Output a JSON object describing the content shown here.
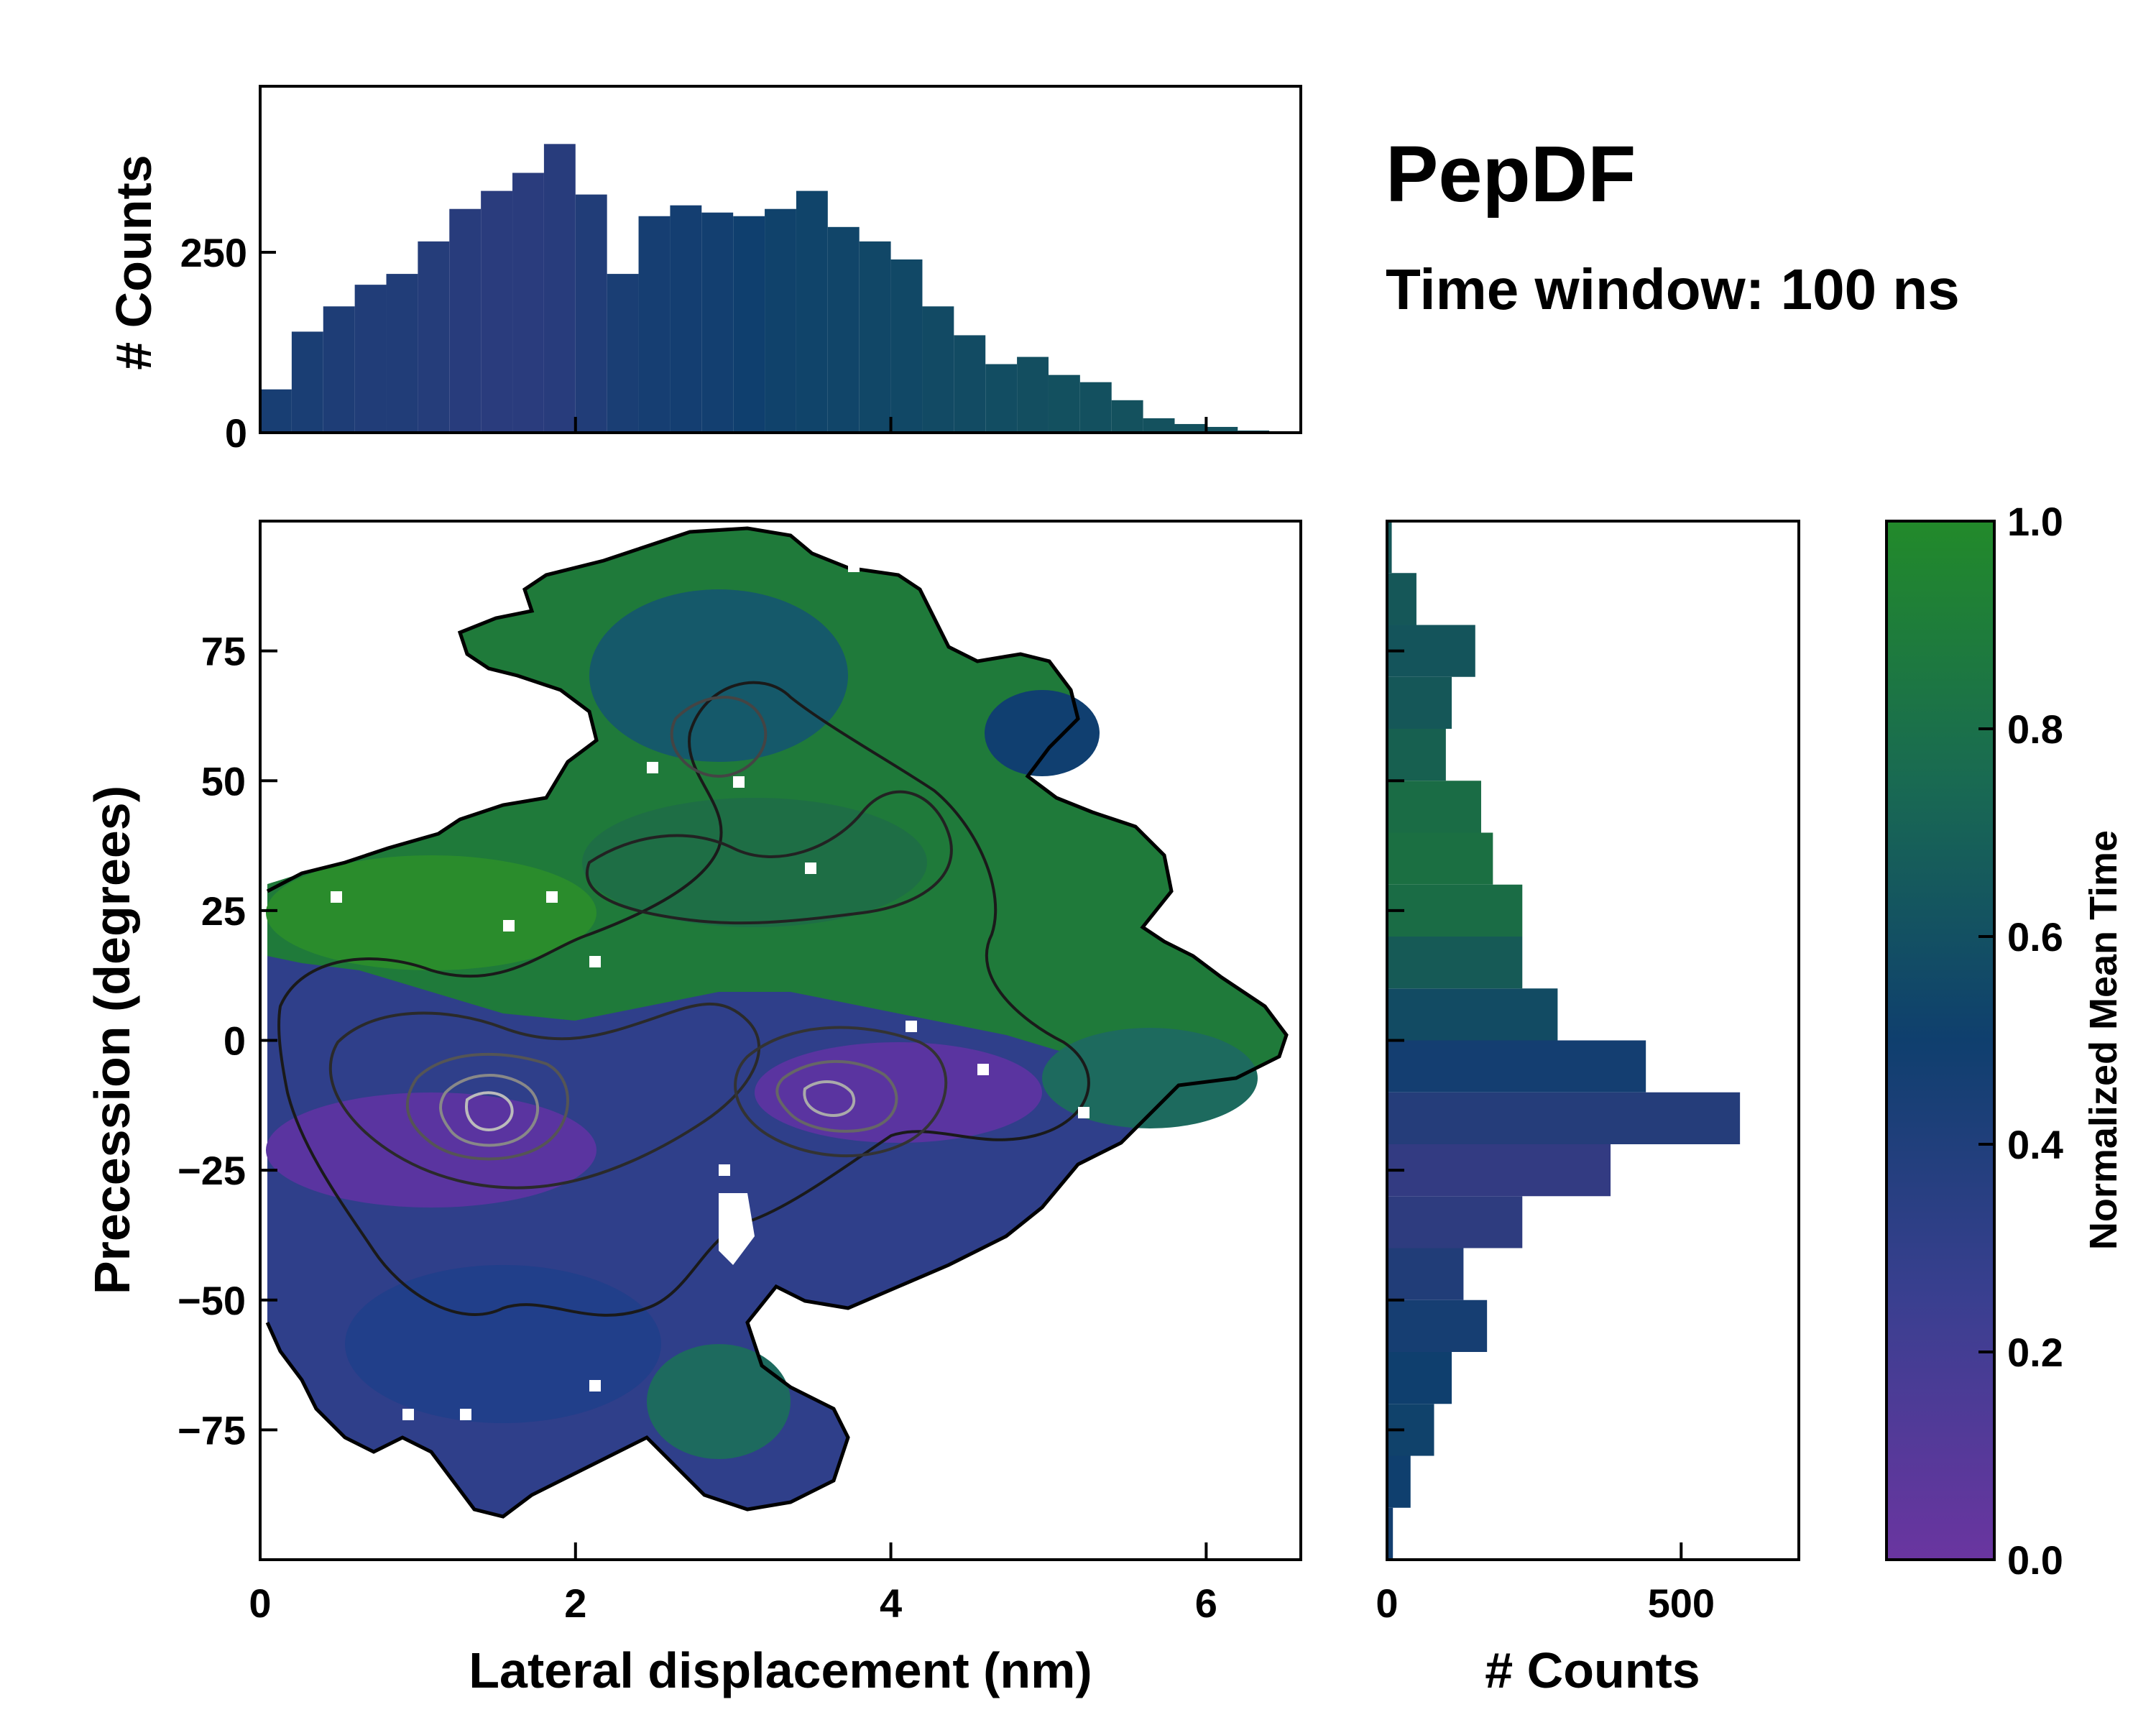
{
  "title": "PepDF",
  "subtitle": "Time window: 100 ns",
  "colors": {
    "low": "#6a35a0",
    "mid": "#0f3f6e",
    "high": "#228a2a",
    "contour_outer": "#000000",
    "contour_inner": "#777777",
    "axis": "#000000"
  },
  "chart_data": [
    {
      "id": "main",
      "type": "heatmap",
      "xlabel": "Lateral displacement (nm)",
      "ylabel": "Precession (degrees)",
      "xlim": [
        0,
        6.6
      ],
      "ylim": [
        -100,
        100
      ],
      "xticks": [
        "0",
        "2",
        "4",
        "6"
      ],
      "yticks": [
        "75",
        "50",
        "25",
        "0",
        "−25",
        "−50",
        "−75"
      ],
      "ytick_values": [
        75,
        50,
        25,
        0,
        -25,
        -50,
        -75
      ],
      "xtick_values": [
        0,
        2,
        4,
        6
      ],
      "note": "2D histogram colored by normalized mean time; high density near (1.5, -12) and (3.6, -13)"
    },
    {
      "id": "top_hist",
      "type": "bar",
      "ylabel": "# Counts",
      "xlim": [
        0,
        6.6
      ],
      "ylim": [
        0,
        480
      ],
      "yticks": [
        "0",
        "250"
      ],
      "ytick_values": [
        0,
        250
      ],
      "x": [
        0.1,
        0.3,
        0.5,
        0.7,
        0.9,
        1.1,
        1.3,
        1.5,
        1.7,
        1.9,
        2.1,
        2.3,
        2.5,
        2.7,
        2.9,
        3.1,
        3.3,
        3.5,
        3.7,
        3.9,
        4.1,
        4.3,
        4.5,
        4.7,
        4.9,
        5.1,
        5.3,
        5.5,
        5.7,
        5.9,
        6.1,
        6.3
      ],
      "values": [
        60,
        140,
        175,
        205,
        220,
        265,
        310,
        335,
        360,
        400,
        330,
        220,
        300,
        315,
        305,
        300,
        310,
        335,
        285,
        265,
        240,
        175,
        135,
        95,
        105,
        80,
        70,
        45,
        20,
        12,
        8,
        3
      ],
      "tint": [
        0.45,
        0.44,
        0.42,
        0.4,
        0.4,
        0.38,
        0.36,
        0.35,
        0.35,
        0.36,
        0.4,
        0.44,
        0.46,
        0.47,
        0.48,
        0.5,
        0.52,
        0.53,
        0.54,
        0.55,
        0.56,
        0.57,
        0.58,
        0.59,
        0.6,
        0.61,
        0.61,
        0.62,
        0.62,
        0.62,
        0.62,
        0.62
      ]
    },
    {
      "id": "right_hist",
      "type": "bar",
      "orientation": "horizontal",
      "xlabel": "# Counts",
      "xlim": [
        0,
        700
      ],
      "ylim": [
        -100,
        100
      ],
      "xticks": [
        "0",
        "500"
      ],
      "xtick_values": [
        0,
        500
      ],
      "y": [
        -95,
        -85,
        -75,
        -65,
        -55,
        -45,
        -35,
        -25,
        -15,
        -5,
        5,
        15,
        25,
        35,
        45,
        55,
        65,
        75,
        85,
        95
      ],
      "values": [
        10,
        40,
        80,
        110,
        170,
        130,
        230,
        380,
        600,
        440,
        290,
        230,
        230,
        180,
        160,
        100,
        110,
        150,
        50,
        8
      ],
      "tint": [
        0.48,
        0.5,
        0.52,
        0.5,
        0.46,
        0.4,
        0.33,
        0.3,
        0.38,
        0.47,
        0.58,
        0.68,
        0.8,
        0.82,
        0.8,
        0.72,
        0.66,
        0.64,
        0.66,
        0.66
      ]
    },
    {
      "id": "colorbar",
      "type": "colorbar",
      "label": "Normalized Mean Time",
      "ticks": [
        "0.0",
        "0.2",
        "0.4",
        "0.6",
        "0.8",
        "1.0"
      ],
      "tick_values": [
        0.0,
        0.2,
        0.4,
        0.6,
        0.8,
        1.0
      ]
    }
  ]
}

┄┄┄┄┄┄

- _GOAL_
Leave the pictures out and copy the rest of the data exactly.

- _SOLUTION_
Output a JSON object describing the content shown here.
{
  "title": "PepDF",
  "subtitle": "Time window: 100 ns",
  "colors": {
    "low": "#6a35a0",
    "mid": "#0f3f6e",
    "high": "#228a2a",
    "contour_outer": "#000000",
    "contour_inner": "#777777",
    "axis": "#000000"
  },
  "chart_data": [
    {
      "id": "main",
      "type": "heatmap",
      "xlabel": "Lateral displacement (nm)",
      "ylabel": "Precession (degrees)",
      "xlim": [
        0,
        6.6
      ],
      "ylim": [
        -100,
        100
      ],
      "xticks": [
        "0",
        "2",
        "4",
        "6"
      ],
      "yticks": [
        "75",
        "50",
        "25",
        "0",
        "−25",
        "−50",
        "−75"
      ],
      "ytick_values": [
        75,
        50,
        25,
        0,
        -25,
        -50,
        -75
      ],
      "xtick_values": [
        0,
        2,
        4,
        6
      ],
      "note": "2D histogram colored by normalized mean time; high density near (1.5, -12) and (3.6, -13)"
    },
    {
      "id": "top_hist",
      "type": "bar",
      "ylabel": "# Counts",
      "xlim": [
        0,
        6.6
      ],
      "ylim": [
        0,
        480
      ],
      "yticks": [
        "0",
        "250"
      ],
      "ytick_values": [
        0,
        250
      ],
      "x": [
        0.1,
        0.3,
        0.5,
        0.7,
        0.9,
        1.1,
        1.3,
        1.5,
        1.7,
        1.9,
        2.1,
        2.3,
        2.5,
        2.7,
        2.9,
        3.1,
        3.3,
        3.5,
        3.7,
        3.9,
        4.1,
        4.3,
        4.5,
        4.7,
        4.9,
        5.1,
        5.3,
        5.5,
        5.7,
        5.9,
        6.1,
        6.3
      ],
      "values": [
        60,
        140,
        175,
        205,
        220,
        265,
        310,
        335,
        360,
        400,
        330,
        220,
        300,
        315,
        305,
        300,
        310,
        335,
        285,
        265,
        240,
        175,
        135,
        95,
        105,
        80,
        70,
        45,
        20,
        12,
        8,
        3
      ],
      "tint": [
        0.45,
        0.44,
        0.42,
        0.4,
        0.4,
        0.38,
        0.36,
        0.35,
        0.35,
        0.36,
        0.4,
        0.44,
        0.46,
        0.47,
        0.48,
        0.5,
        0.52,
        0.53,
        0.54,
        0.55,
        0.56,
        0.57,
        0.58,
        0.59,
        0.6,
        0.61,
        0.61,
        0.62,
        0.62,
        0.62,
        0.62,
        0.62
      ]
    },
    {
      "id": "right_hist",
      "type": "bar",
      "orientation": "horizontal",
      "xlabel": "# Counts",
      "xlim": [
        0,
        700
      ],
      "ylim": [
        -100,
        100
      ],
      "xticks": [
        "0",
        "500"
      ],
      "xtick_values": [
        0,
        500
      ],
      "y": [
        -95,
        -85,
        -75,
        -65,
        -55,
        -45,
        -35,
        -25,
        -15,
        -5,
        5,
        15,
        25,
        35,
        45,
        55,
        65,
        75,
        85,
        95
      ],
      "values": [
        10,
        40,
        80,
        110,
        170,
        130,
        230,
        380,
        600,
        440,
        290,
        230,
        230,
        180,
        160,
        100,
        110,
        150,
        50,
        8
      ],
      "tint": [
        0.48,
        0.5,
        0.52,
        0.5,
        0.46,
        0.4,
        0.33,
        0.3,
        0.38,
        0.47,
        0.58,
        0.68,
        0.8,
        0.82,
        0.8,
        0.72,
        0.66,
        0.64,
        0.66,
        0.66
      ]
    },
    {
      "id": "colorbar",
      "type": "colorbar",
      "label": "Normalized Mean Time",
      "ticks": [
        "0.0",
        "0.2",
        "0.4",
        "0.6",
        "0.8",
        "1.0"
      ],
      "tick_values": [
        0.0,
        0.2,
        0.4,
        0.6,
        0.8,
        1.0
      ]
    }
  ]
}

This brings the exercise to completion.